─── ENTRIES PROVIDED
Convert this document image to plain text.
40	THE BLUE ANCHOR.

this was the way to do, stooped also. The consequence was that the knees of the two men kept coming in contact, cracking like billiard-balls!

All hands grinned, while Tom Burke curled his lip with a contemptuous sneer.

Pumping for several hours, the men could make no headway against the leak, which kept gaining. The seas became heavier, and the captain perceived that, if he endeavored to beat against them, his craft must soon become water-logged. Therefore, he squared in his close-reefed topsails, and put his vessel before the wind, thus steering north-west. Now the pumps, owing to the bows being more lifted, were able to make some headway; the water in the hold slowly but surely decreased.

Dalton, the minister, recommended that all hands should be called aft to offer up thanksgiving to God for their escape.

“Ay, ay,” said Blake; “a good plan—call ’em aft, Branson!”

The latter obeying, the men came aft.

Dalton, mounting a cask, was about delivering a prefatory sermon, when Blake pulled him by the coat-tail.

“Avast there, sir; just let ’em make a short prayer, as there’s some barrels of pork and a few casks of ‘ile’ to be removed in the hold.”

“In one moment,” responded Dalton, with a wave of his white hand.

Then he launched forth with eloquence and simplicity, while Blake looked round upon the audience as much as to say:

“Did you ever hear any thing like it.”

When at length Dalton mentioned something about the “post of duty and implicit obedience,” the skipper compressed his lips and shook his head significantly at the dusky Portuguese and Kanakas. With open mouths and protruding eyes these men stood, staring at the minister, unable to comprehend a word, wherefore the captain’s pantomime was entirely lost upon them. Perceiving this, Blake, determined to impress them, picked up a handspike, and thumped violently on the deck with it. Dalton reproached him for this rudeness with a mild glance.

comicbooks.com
──────
AIM
Which lines in the listing above hold the word "like"? Show each of them.

TASK ANSWER
this was the way to do, stooped also. The consequence was that the knees of the two men kept coming in contact, cracking like billiard-balls!
“Did you ever hear any thing like it.”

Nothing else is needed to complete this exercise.